Records that describe figures:
▼
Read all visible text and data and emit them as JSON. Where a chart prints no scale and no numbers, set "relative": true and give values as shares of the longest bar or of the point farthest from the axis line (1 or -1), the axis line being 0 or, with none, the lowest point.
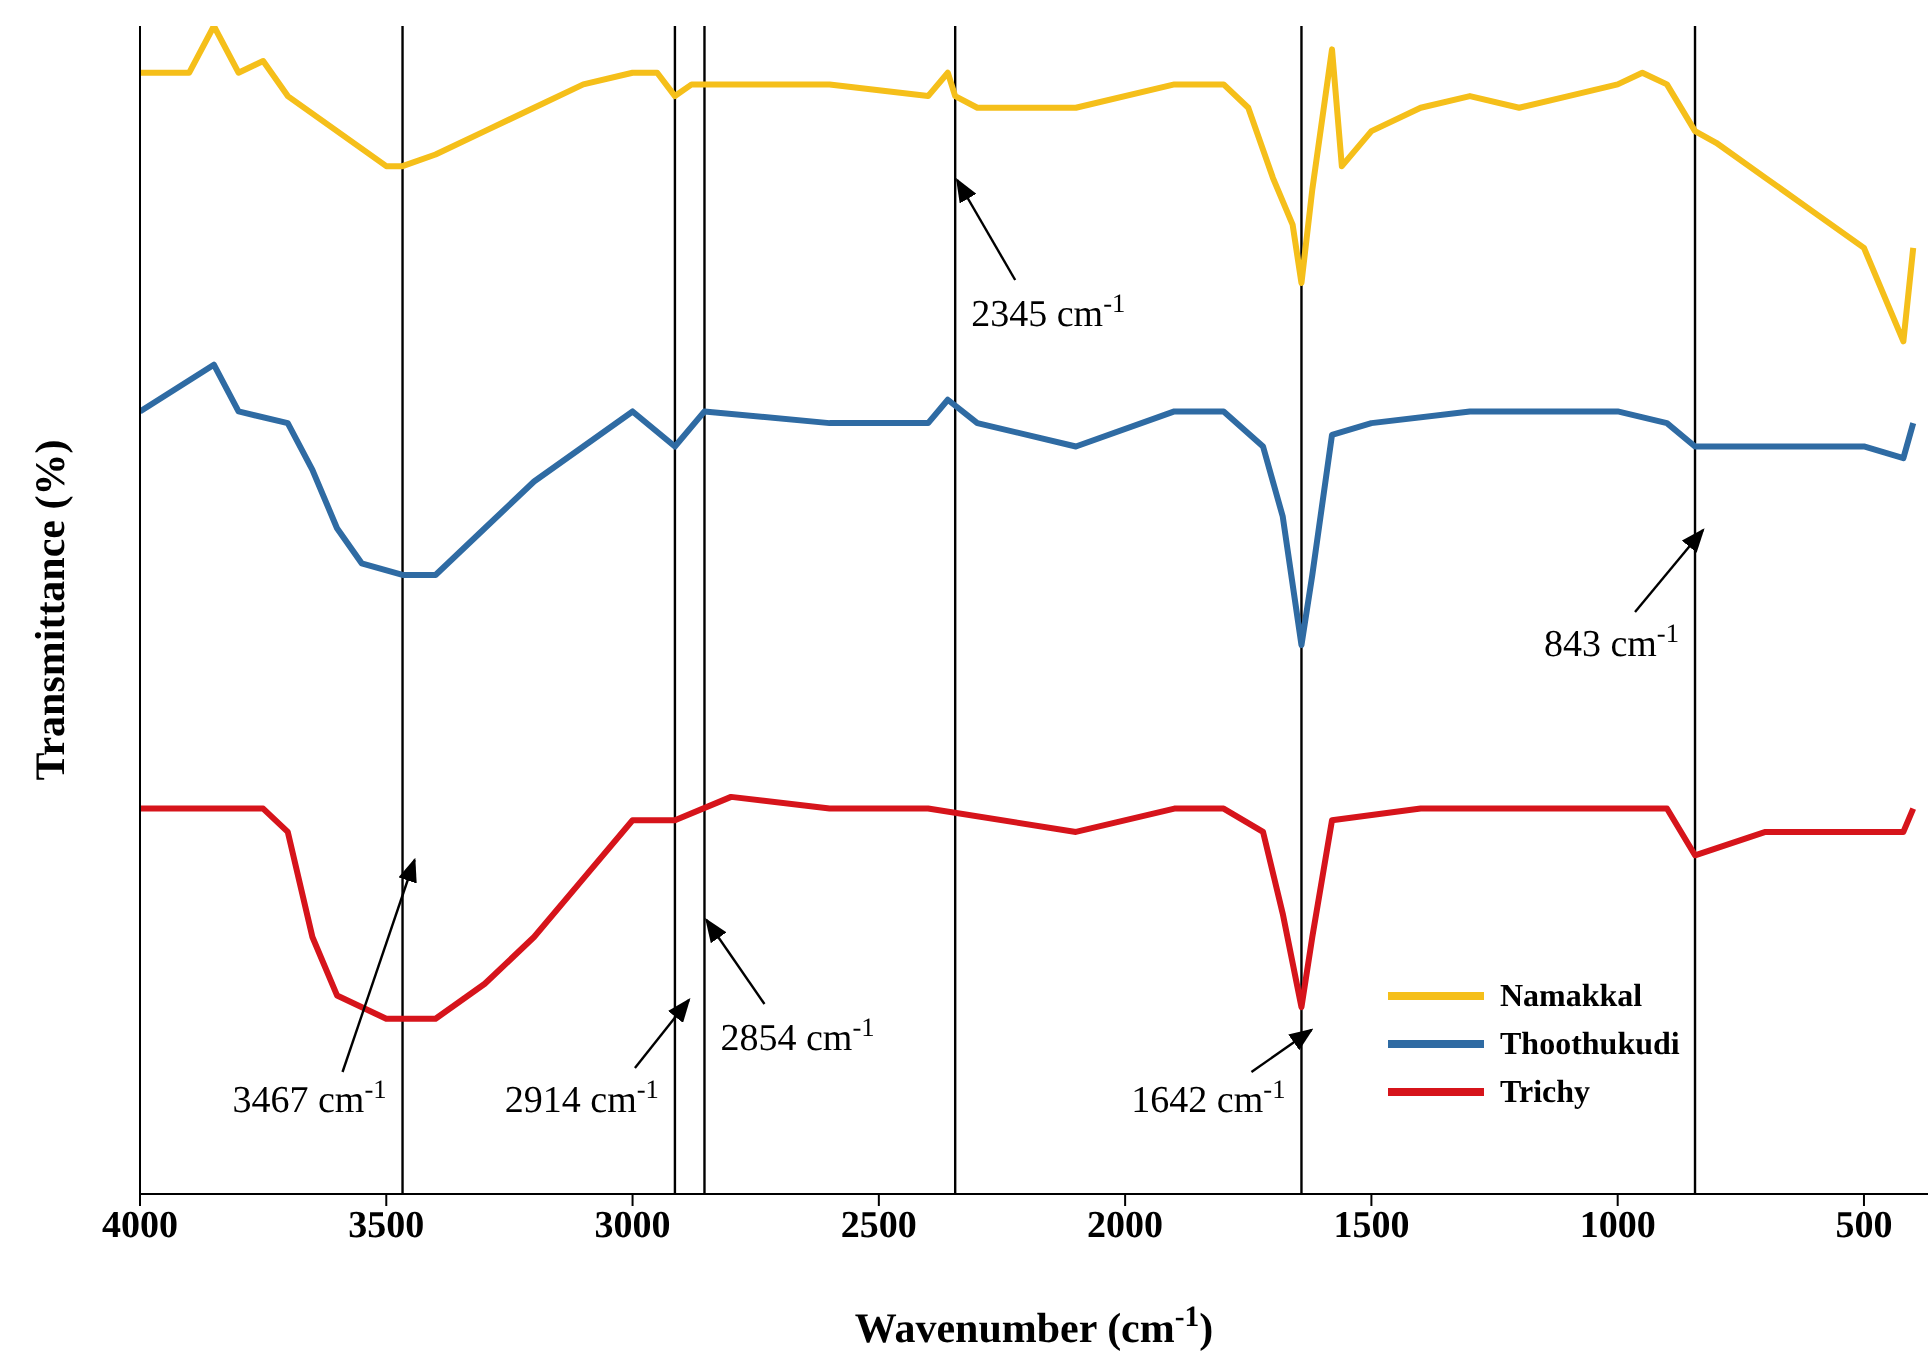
{
  "chart_data": {
    "type": "line",
    "relative": true,
    "xlabel": "Wavenumber (cm$^{-1}$)",
    "ylabel": "Transmittance (%)",
    "xlim": [
      4000,
      370
    ],
    "xticks": [
      4000,
      3500,
      3000,
      2500,
      2000,
      1500,
      1000,
      500
    ],
    "grid": false,
    "legend": "bottom right",
    "marker": "none",
    "line_style": "solid",
    "series": [
      {
        "name": "Namakkal",
        "color": "#f5bf1a",
        "x": [
          4000,
          3900,
          3850,
          3800,
          3750,
          3700,
          3600,
          3500,
          3467,
          3400,
          3300,
          3200,
          3100,
          3000,
          2950,
          2914,
          2880,
          2854,
          2800,
          2600,
          2400,
          2360,
          2345,
          2300,
          2100,
          1900,
          1800,
          1750,
          1700,
          1660,
          1642,
          1620,
          1580,
          1560,
          1500,
          1400,
          1300,
          1200,
          1100,
          1000,
          950,
          900,
          843,
          800,
          700,
          600,
          500,
          450,
          420,
          400
        ],
        "values": [
          0.96,
          0.96,
          1.0,
          0.96,
          0.97,
          0.94,
          0.91,
          0.88,
          0.88,
          0.89,
          0.91,
          0.93,
          0.95,
          0.96,
          0.96,
          0.94,
          0.95,
          0.95,
          0.95,
          0.95,
          0.94,
          0.96,
          0.94,
          0.93,
          0.93,
          0.95,
          0.95,
          0.93,
          0.87,
          0.83,
          0.78,
          0.86,
          0.98,
          0.88,
          0.91,
          0.93,
          0.94,
          0.93,
          0.94,
          0.95,
          0.96,
          0.95,
          0.91,
          0.9,
          0.87,
          0.84,
          0.81,
          0.76,
          0.73,
          0.81
        ]
      },
      {
        "name": "Thoothukudi",
        "color": "#2f6ba3",
        "x": [
          4000,
          3850,
          3800,
          3700,
          3650,
          3600,
          3550,
          3467,
          3400,
          3300,
          3200,
          3100,
          3000,
          2914,
          2854,
          2600,
          2400,
          2360,
          2300,
          2100,
          1900,
          1800,
          1720,
          1680,
          1642,
          1620,
          1580,
          1500,
          1300,
          1100,
          1000,
          900,
          843,
          700,
          600,
          500,
          420,
          400
        ],
        "values": [
          0.67,
          0.71,
          0.67,
          0.66,
          0.62,
          0.57,
          0.54,
          0.53,
          0.53,
          0.57,
          0.61,
          0.64,
          0.67,
          0.64,
          0.67,
          0.66,
          0.66,
          0.68,
          0.66,
          0.64,
          0.67,
          0.67,
          0.64,
          0.58,
          0.47,
          0.53,
          0.65,
          0.66,
          0.67,
          0.67,
          0.67,
          0.66,
          0.64,
          0.64,
          0.64,
          0.64,
          0.63,
          0.66
        ]
      },
      {
        "name": "Trichy",
        "color": "#d6141b",
        "x": [
          4000,
          3750,
          3700,
          3650,
          3600,
          3500,
          3467,
          3400,
          3300,
          3200,
          3100,
          3000,
          2914,
          2800,
          2600,
          2400,
          2100,
          1900,
          1800,
          1720,
          1680,
          1642,
          1620,
          1580,
          1400,
          1200,
          1000,
          900,
          843,
          700,
          500,
          420,
          400
        ],
        "values": [
          0.33,
          0.33,
          0.31,
          0.22,
          0.17,
          0.15,
          0.15,
          0.15,
          0.18,
          0.22,
          0.27,
          0.32,
          0.32,
          0.34,
          0.33,
          0.33,
          0.31,
          0.33,
          0.33,
          0.31,
          0.24,
          0.16,
          0.22,
          0.32,
          0.33,
          0.33,
          0.33,
          0.33,
          0.29,
          0.31,
          0.31,
          0.31,
          0.33
        ]
      }
    ],
    "ref_lines": [
      {
        "axis": "x",
        "value": 3467,
        "label": "3467 cm$^{-1}$",
        "color": "#000000"
      },
      {
        "axis": "x",
        "value": 2914,
        "label": "2914 cm$^{-1}$",
        "color": "#000000"
      },
      {
        "axis": "x",
        "value": 2854,
        "label": "2854 cm$^{-1}$",
        "color": "#000000"
      },
      {
        "axis": "x",
        "value": 2345,
        "label": "2345 cm$^{-1}$",
        "color": "#000000"
      },
      {
        "axis": "x",
        "value": 1642,
        "label": "1642 cm$^{-1}$",
        "color": "#000000"
      },
      {
        "axis": "x",
        "value": 843,
        "label": "843 cm$^{-1}$",
        "color": "#000000"
      }
    ]
  }
}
▲
● Given problem
Copy every line that includes the string "none" from the material above.

● Exercise answer
Read all visible text and data and emit them as JSON. Where a chart prints no scale and no numbers, set "relative": true and give values as shares of the longest bar or of the point farthest from the axis line (1 or -1), the axis line being 0 or, with none, the lowest point.
    "marker": "none",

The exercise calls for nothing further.